## EXERCISE REQUIREMENTS
Could the lines from the one with "Give me a plain-text" through the end of the listing be restated exactly, with nothing else included?

## DATA LISTING

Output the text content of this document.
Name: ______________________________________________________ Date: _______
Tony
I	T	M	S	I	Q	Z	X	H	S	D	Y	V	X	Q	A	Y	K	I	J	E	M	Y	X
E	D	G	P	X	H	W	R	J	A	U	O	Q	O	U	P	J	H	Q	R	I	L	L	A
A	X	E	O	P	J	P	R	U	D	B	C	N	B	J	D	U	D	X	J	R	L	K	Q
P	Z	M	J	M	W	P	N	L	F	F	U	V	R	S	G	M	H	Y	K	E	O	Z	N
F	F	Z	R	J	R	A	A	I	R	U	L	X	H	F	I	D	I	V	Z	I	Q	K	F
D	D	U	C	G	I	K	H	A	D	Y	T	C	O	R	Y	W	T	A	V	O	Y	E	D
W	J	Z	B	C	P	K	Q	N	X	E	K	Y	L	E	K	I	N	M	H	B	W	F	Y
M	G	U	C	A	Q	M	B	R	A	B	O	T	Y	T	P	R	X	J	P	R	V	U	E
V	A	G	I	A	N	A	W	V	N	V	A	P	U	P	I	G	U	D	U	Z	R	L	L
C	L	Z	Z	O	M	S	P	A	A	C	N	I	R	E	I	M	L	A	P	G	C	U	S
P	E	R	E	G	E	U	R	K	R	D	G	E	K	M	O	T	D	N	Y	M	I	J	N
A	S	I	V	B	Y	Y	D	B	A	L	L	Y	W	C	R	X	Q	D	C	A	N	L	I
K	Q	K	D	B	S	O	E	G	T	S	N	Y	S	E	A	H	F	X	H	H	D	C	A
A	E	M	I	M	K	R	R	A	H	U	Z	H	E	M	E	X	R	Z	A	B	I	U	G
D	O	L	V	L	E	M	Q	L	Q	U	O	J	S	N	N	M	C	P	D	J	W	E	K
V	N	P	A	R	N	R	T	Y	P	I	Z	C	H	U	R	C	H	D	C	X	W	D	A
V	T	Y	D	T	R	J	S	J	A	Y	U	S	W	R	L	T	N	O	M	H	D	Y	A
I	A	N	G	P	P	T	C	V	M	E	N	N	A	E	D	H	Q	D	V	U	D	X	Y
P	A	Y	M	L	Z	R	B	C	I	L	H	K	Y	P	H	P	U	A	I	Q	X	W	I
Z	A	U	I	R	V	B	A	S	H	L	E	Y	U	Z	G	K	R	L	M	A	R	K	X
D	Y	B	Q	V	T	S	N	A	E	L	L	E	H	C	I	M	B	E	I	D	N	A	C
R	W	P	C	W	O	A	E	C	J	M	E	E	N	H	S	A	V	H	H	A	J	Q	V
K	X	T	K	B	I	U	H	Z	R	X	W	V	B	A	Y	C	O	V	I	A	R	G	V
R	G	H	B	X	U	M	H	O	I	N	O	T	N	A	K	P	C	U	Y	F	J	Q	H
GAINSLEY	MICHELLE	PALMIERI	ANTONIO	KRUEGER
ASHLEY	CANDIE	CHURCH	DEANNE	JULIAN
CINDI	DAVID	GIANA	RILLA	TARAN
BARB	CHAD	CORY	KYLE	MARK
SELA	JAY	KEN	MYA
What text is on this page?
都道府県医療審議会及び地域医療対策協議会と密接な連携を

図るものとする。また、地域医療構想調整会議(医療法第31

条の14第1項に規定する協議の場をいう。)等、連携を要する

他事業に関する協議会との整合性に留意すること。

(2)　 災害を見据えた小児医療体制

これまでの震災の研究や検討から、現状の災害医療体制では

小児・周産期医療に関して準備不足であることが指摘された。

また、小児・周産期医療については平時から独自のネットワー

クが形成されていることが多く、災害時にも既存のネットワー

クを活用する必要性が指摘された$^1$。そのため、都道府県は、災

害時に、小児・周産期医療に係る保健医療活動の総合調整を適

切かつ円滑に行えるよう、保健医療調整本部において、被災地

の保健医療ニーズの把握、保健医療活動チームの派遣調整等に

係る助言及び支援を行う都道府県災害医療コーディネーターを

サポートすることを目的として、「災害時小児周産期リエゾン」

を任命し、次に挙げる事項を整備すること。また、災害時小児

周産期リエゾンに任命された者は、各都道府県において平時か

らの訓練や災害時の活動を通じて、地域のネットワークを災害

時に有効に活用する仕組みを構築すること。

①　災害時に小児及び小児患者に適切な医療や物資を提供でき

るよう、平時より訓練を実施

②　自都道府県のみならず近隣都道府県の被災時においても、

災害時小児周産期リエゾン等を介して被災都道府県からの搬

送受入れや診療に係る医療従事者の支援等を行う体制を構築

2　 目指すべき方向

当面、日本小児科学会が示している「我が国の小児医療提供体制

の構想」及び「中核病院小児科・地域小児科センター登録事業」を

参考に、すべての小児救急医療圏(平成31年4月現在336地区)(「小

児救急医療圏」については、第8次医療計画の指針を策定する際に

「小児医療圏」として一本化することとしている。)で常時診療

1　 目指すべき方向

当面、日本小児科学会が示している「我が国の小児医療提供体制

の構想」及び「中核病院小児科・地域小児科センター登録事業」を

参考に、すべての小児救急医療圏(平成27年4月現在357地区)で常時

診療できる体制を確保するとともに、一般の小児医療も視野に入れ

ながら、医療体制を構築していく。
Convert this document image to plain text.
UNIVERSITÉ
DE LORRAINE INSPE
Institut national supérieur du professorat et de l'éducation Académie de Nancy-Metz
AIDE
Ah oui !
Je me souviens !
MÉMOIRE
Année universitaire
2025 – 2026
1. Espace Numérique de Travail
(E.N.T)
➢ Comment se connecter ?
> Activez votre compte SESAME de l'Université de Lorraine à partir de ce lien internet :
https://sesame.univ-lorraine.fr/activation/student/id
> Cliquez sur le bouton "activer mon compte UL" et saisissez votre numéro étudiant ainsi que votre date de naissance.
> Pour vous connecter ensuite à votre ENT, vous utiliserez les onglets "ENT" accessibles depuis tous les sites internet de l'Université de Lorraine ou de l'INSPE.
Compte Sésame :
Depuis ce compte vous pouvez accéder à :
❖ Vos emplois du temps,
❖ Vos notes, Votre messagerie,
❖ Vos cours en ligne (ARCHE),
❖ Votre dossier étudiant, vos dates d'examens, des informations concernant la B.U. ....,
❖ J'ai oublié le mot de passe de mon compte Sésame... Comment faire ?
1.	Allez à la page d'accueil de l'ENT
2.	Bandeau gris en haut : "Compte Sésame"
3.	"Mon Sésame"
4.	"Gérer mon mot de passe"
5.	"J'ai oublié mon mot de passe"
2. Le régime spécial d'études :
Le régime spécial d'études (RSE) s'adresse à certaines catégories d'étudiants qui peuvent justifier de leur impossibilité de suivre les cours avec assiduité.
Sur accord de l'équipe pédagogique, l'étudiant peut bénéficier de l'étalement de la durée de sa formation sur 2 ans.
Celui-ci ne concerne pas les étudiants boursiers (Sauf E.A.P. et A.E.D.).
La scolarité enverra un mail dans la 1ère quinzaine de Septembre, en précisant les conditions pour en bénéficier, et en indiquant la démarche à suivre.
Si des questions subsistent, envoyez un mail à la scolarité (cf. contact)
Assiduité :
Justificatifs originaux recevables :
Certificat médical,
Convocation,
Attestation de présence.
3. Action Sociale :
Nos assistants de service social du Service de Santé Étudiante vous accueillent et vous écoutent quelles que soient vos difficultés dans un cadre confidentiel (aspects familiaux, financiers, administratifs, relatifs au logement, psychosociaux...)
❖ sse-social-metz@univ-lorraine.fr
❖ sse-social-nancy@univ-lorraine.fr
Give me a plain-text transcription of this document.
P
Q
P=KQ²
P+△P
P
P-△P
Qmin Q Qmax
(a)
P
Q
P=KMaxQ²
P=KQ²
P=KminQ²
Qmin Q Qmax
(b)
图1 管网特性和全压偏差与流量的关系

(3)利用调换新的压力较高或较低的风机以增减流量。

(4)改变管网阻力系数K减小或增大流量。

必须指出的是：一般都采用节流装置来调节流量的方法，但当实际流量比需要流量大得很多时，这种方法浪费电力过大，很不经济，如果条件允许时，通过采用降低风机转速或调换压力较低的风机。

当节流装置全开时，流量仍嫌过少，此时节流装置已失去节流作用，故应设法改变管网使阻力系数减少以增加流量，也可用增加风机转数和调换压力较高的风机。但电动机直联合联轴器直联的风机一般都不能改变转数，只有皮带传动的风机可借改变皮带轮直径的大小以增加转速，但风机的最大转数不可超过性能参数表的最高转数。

## ANSWER TO THE EXERCISE
Give me a plain-text transcription of this document.
P
Q
P=KQ²
P+△P
P
P-△P
Qmin Q Qmax
(a)
P
Q
P=KMaxQ²
P=KQ²
P=KminQ²
Qmin Q Qmax
(b)
图1 管网特性和全压偏差与流量的关系

(3)利用调换新的压力较高或较低的风机以增减流量。

(4)改变管网阻力系数K减小或增大流量。

必须指出的是：一般都采用节流装置来调节流量的方法，但当实际流量比需要流量大得很多时，这种方法浪费电力过大，很不经济，如果条件允许时，通过采用降低风机转速或调换压力较低的风机。

当节流装置全开时，流量仍嫌过少，此时节流装置已失去节流作用，故应设法改变管网使阻力系数减少以增加流量，也可用增加风机转数和调换压力较高的风机。但电动机直联合联轴器直联的风机一般都不能改变转数，只有皮带传动的风机可借改变皮带轮直径的大小以增加转速，但风机的最大转数不可超过性能参数表的最高转数。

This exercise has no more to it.